Retype the data that follows line by line, exactly, and leave its pictures out.

---

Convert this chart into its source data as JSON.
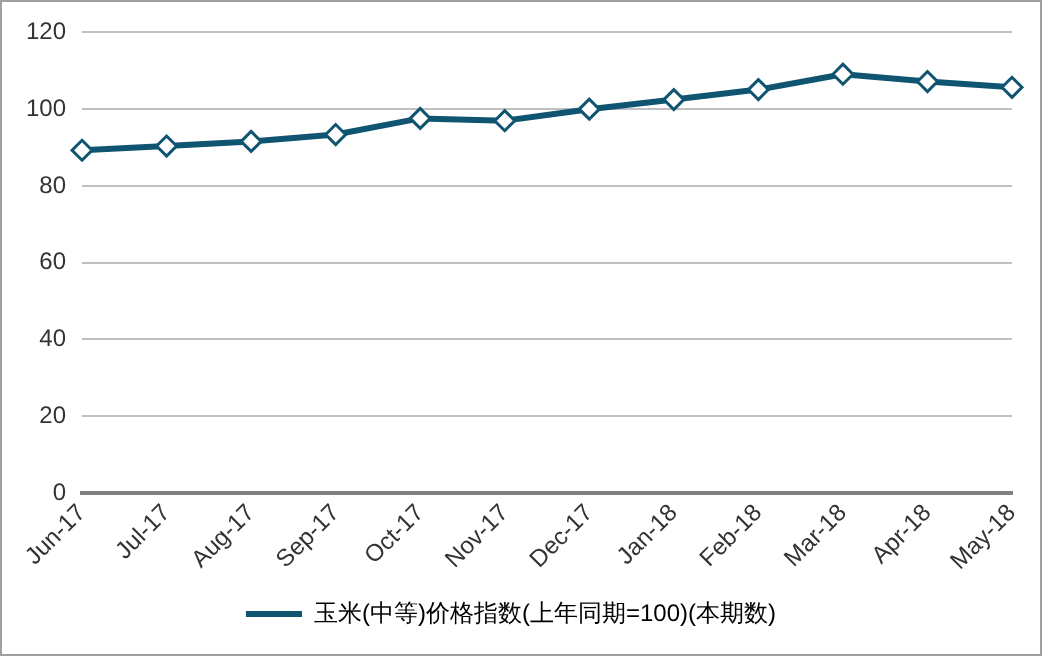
{
  "chart_data": {
    "type": "line",
    "categories": [
      "Jun-17",
      "Jul-17",
      "Aug-17",
      "Sep-17",
      "Oct-17",
      "Nov-17",
      "Dec-17",
      "Jan-18",
      "Feb-18",
      "Mar-18",
      "Apr-18",
      "May-18"
    ],
    "series": [
      {
        "name": "玉米(中等)价格指数(上年同期=100)(本期数)",
        "color": "#0f5470",
        "values": [
          89.3,
          90.4,
          91.6,
          93.4,
          97.6,
          97.0,
          100.0,
          102.5,
          105.1,
          109.1,
          107.2,
          105.7
        ]
      }
    ],
    "ylim": [
      0,
      120
    ],
    "yticks": [
      0,
      20,
      40,
      60,
      80,
      100,
      120
    ],
    "grid": "y",
    "legend": "bottom",
    "marker": "diamond",
    "line_style": "solid"
  }
}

---

▶ Exercise solution:
Convert this chart into its source data as JSON.
{
  "chart_data": {
    "type": "line",
    "categories": [
      "Jun-17",
      "Jul-17",
      "Aug-17",
      "Sep-17",
      "Oct-17",
      "Nov-17",
      "Dec-17",
      "Jan-18",
      "Feb-18",
      "Mar-18",
      "Apr-18",
      "May-18"
    ],
    "series": [
      {
        "name": "玉米(中等)价格指数(上年同期=100)(本期数)",
        "color": "#0f5470",
        "values": [
          89.3,
          90.4,
          91.6,
          93.4,
          97.6,
          97.0,
          100.0,
          102.5,
          105.1,
          109.1,
          107.2,
          105.7
        ]
      }
    ],
    "ylim": [
      0,
      120
    ],
    "yticks": [
      0,
      20,
      40,
      60,
      80,
      100,
      120
    ],
    "grid": "y",
    "legend": "bottom",
    "marker": "diamond",
    "line_style": "solid"
  }
}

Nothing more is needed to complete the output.